New York City’s Plans to Increase Affordable Housing, Block by Block

New York City’s Plans to Increase Affordable Housing, Block by Block

To expedite the building of new affordable housing and preserve existing affordable housing, New York City Mayor Zohran Mamdani has introduced “Block by Block: The Housing Plan for a New Era.”

The program is built on eight pillars, each of which is focused on addressing a specific area of the affordable housing crisis.

1. Empowering Tenants and Strengthening Enforcement

This pillar envisions tenants as active monitors of their neighborhoods, able to meaningfully report building issues and compel improvements through enforcement mechanisms. Tactics in this pillar include:

  • Strengthened code enforcement
  • Strategies to reduce eviction cases and secure repairs faster in Housing Court
  • Increased tenant and civic participation

2. Preserving Affordability and Improving Housing Quality

Approximately 365,000 housing units in New York City are “publicly supported, City-financed, and governed by long-term regulatory agreements.” This pillar is focused on ensuring those units can remain affordable despite rising costs and that needed improvements can be made. This includes:

  • Lowering the cost of operating existing buildings
  • Expanding the speed and scale of preservation programs
  • Leveraging new tools that can ensure affordability, preservation and quality
  • Supporting local legislation to establish new forms of social housing, like the SAFER Homes Act and Community Opportunity to Purchase Act (COPA).

3. Securing the Future of the New York City Housing Authority (NYCHA)

▶ **DATA TO EXAMINE**
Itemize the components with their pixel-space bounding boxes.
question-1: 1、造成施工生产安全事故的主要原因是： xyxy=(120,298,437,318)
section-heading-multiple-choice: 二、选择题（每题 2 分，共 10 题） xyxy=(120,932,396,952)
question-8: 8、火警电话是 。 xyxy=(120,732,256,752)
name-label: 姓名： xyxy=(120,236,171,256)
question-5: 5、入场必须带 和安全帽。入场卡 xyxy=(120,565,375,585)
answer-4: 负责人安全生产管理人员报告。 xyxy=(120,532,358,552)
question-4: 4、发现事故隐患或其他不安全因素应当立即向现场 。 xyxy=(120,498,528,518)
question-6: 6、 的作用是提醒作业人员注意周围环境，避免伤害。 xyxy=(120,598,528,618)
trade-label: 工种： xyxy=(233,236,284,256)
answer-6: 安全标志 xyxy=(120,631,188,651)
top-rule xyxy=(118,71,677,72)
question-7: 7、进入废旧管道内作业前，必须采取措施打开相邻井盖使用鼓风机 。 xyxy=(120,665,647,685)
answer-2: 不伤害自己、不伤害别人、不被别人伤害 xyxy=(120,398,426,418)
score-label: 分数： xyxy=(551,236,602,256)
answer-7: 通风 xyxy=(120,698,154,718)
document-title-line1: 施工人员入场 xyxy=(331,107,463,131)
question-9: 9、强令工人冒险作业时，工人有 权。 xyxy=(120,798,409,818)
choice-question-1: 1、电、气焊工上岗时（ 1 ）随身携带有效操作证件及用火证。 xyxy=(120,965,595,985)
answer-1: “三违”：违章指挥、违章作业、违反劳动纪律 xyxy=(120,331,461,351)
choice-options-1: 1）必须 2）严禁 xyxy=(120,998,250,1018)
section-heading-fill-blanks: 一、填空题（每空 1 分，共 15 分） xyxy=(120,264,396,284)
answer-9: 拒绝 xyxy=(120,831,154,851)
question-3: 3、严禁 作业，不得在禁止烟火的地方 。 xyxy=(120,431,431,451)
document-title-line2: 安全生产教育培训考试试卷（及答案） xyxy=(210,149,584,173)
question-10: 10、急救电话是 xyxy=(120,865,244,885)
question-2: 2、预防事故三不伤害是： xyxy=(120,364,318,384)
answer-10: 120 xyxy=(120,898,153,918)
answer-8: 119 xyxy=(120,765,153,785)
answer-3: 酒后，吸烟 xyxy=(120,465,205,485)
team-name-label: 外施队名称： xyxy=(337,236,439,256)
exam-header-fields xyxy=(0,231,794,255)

▶ **TASK DESCRIPTION**
From the housing plan text, give the part that opens with the words "To expedite the" and closes with "affordable housing crisis." again, with "eight pillars" swapped for "eight priorities".

▶ **ANSWER BELOW**
To expedite the building of new affordable housing and preserve existing affordable housing, New York City Mayor Zohran Mamdani has introduced “Block by Block: The Housing Plan for a New Era.”

The program is built on eight priorities, each of which is focused on addressing a specific area of the affordable housing crisis.